- Problem details
Copy out every line of the records where the string "text" occurs.

+--

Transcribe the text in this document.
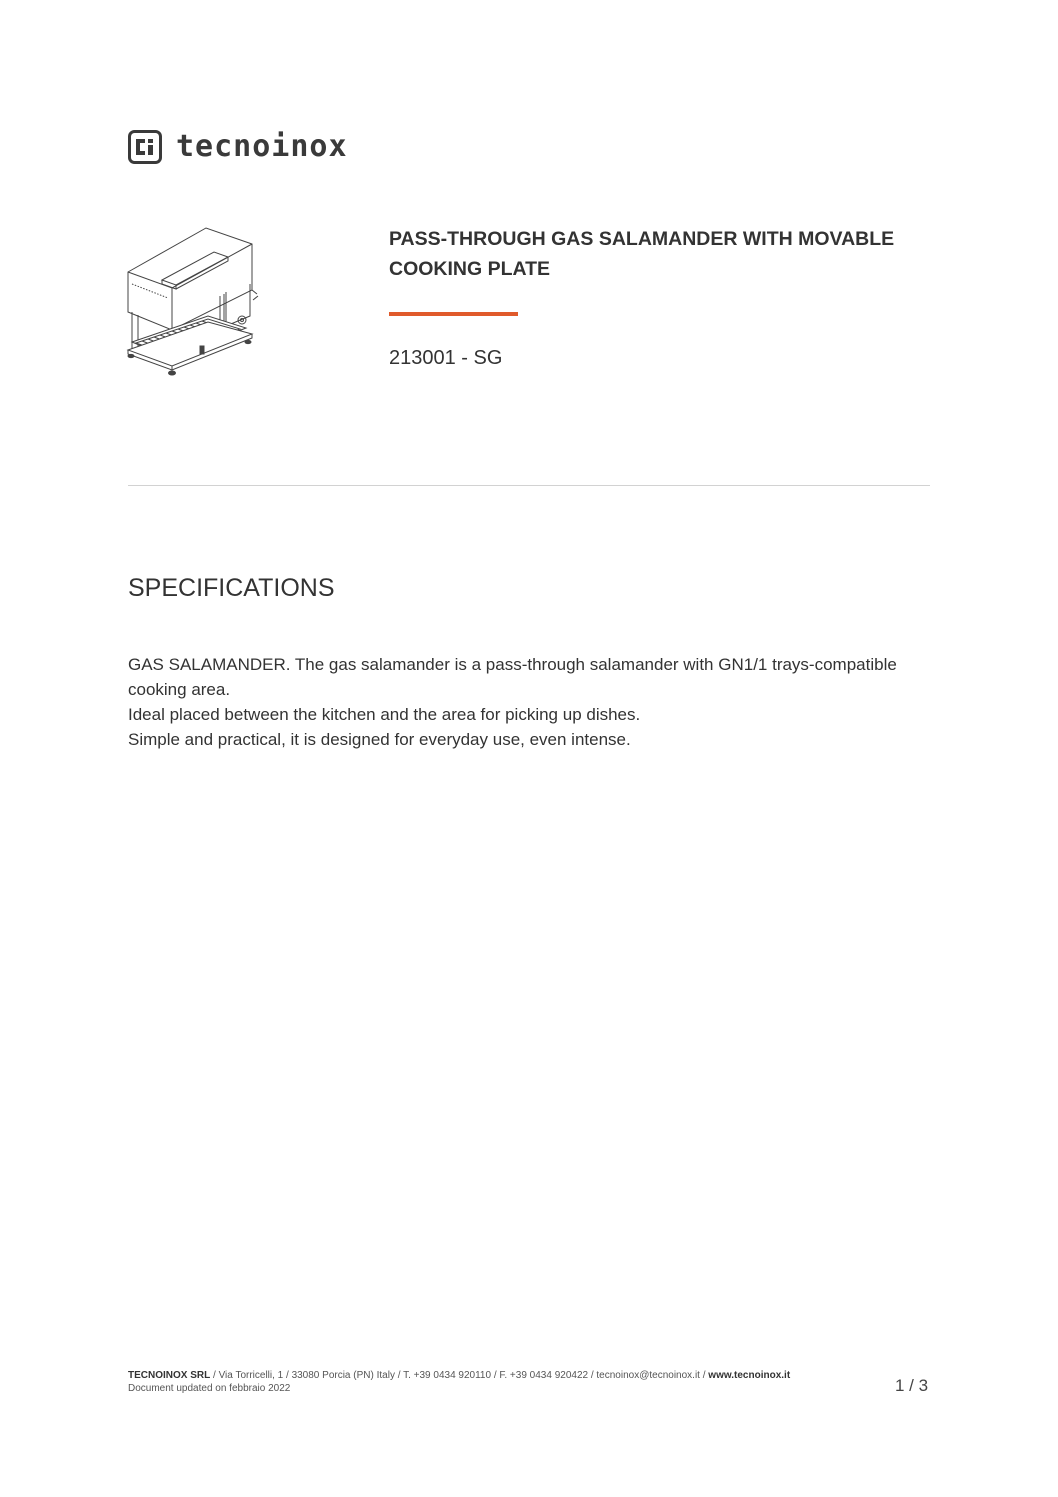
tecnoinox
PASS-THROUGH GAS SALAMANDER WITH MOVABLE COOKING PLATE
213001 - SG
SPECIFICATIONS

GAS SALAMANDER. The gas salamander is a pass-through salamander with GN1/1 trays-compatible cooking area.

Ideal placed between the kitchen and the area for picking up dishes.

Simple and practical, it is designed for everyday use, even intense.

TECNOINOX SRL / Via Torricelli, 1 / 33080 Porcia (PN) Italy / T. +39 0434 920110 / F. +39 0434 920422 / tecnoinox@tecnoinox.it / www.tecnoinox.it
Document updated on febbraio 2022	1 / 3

+--

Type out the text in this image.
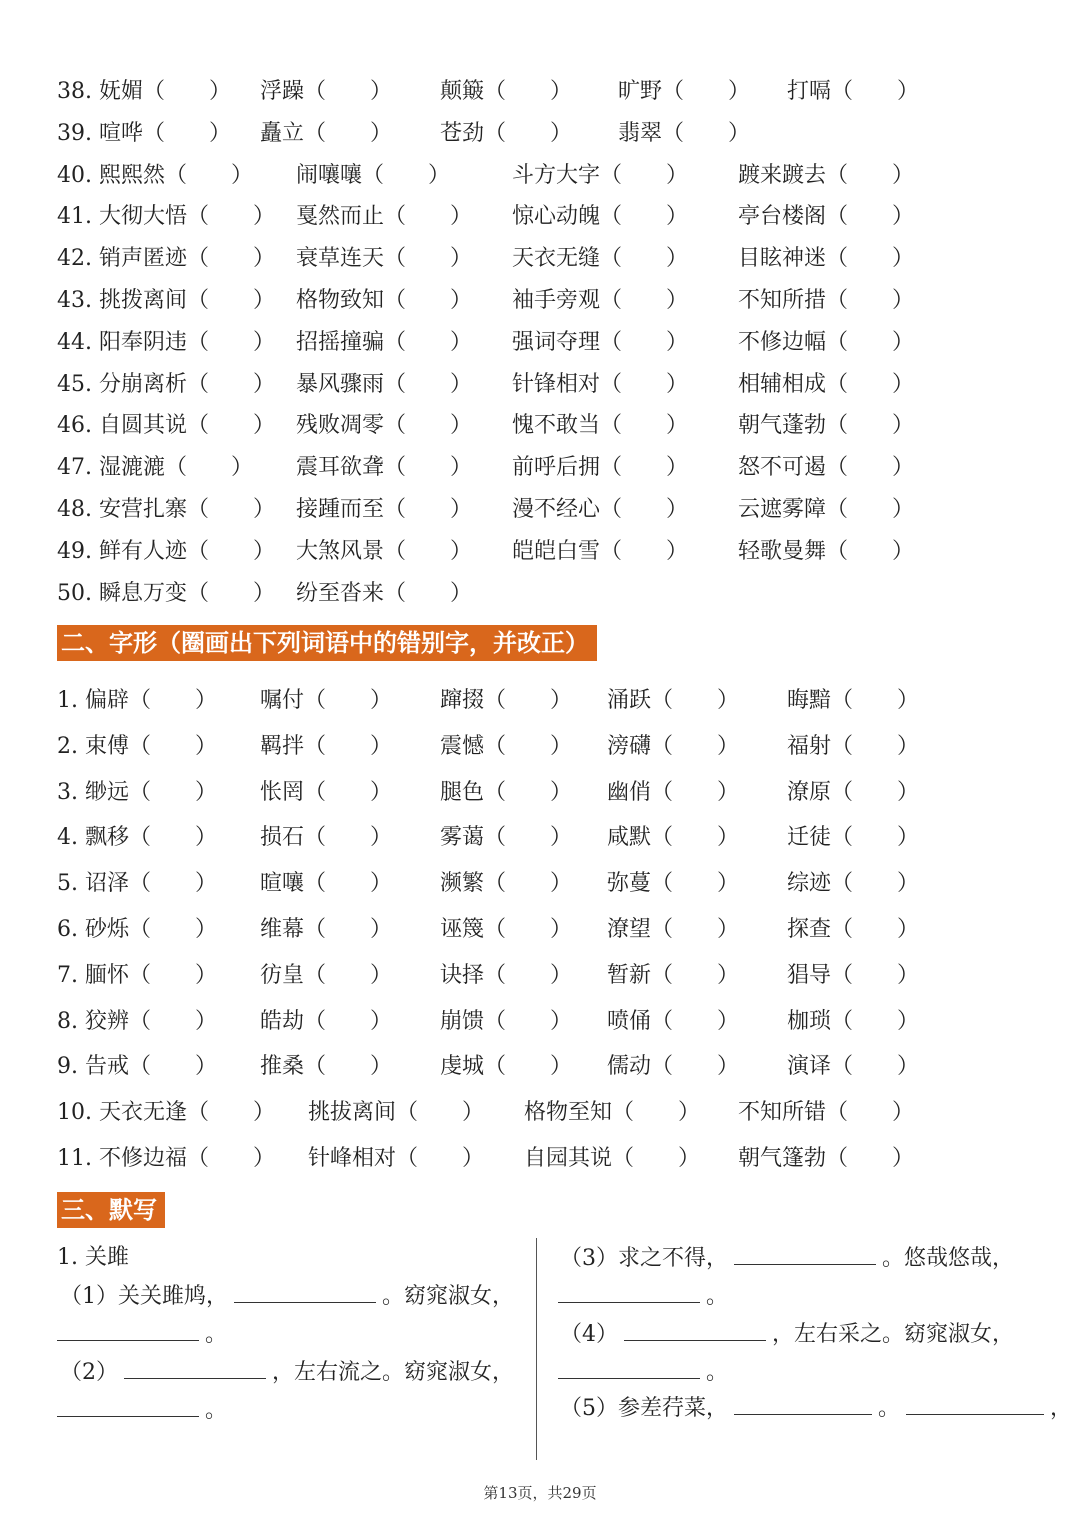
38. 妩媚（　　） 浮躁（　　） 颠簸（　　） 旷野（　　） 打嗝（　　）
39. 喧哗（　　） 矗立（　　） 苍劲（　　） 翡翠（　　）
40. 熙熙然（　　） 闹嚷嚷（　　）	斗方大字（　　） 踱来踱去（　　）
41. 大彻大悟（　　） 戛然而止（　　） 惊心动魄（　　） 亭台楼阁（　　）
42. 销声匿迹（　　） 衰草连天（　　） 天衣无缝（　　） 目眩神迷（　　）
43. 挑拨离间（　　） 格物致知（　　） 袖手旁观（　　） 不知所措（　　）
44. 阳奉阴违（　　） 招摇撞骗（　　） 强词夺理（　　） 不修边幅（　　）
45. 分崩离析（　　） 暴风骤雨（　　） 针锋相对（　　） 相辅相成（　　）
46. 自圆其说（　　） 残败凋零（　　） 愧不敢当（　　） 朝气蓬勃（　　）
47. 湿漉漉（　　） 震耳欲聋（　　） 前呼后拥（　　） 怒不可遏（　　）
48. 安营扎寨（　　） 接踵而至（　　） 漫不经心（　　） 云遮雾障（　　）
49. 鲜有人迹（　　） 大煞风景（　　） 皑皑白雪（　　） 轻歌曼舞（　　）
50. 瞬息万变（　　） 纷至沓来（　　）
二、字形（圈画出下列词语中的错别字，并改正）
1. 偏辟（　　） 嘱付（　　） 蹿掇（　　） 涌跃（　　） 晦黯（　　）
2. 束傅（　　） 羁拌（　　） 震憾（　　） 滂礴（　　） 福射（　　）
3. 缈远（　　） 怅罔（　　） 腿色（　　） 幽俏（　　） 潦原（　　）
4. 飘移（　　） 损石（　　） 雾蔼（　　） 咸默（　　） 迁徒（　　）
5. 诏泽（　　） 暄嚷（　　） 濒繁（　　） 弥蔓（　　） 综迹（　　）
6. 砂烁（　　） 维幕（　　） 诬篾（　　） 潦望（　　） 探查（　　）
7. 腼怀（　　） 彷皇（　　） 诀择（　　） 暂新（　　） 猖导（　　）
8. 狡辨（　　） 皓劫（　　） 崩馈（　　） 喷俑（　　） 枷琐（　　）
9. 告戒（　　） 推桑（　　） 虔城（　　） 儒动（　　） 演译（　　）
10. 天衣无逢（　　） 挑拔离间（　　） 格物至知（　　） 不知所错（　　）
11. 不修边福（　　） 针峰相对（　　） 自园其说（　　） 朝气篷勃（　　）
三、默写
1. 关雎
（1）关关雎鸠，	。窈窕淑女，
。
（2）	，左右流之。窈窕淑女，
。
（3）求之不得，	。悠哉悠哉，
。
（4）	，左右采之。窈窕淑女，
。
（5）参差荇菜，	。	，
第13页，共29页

+--

- Written solution
Transcribe the text in this document.
Type out the text in this image.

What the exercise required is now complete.